— start DATA LISTING —

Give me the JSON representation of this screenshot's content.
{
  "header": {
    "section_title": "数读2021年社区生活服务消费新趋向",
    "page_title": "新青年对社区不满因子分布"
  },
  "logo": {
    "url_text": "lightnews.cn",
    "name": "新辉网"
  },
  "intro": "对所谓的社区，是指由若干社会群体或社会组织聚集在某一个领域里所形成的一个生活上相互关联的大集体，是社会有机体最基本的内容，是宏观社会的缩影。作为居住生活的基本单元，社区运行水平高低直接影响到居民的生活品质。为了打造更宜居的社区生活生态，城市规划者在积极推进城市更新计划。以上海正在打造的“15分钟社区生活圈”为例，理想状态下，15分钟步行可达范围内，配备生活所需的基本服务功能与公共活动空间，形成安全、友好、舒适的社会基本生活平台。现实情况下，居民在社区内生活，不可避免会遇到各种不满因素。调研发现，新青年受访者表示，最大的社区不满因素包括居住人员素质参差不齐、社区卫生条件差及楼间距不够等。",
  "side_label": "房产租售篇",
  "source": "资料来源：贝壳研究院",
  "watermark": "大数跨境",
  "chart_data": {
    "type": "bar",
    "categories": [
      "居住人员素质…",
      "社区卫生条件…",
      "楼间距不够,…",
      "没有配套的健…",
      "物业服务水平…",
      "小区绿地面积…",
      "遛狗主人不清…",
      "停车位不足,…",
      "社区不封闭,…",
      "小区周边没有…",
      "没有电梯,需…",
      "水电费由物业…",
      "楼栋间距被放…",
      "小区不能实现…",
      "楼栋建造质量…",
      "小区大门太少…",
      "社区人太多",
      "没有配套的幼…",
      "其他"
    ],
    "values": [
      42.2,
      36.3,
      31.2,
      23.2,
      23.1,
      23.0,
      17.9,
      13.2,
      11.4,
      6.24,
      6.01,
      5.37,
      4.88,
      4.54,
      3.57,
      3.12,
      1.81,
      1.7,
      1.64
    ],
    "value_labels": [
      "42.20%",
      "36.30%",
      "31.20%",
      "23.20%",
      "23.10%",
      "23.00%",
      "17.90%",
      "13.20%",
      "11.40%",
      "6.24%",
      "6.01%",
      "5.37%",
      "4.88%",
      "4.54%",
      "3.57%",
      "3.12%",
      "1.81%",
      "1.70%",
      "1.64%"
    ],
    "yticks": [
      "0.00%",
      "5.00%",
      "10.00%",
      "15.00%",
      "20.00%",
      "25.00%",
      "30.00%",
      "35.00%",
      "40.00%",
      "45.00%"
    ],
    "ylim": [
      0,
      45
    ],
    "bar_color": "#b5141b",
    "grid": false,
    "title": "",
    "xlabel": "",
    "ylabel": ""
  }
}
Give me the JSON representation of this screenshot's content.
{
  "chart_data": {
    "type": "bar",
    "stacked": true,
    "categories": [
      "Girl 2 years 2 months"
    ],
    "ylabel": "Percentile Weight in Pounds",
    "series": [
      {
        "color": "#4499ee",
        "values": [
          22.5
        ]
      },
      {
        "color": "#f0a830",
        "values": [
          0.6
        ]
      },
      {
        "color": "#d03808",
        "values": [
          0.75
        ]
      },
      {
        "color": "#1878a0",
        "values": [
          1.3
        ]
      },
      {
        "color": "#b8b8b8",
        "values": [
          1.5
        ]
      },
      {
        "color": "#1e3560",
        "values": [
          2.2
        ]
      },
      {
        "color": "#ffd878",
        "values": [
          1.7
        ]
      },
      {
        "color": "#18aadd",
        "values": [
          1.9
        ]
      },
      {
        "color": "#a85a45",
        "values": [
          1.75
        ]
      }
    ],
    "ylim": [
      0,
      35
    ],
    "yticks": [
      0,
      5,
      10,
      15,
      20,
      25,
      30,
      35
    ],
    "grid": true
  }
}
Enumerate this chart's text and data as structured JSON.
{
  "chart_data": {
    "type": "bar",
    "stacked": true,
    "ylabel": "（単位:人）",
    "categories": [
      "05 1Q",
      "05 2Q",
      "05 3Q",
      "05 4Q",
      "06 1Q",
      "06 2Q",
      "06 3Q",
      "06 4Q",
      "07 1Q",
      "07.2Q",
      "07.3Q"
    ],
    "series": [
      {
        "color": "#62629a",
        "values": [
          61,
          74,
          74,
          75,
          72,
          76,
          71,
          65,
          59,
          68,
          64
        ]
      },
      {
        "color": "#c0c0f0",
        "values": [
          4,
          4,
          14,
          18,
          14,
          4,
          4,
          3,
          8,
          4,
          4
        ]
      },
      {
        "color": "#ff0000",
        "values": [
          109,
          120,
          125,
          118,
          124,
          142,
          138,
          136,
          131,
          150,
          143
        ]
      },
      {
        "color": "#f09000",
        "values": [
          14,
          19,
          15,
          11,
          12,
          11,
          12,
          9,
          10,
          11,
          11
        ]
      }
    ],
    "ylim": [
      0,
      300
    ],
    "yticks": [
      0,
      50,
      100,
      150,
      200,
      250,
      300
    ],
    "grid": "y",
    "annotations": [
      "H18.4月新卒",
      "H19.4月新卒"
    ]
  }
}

— end DATA LISTING —

(CHALLENGE) Identify the lines above that contain the word "ylabel", then copy them.

(EXPECTED ANSWER)
    "ylabel": ""
    "ylabel": "Percentile Weight in Pounds",
    "ylabel": "（単位:人）",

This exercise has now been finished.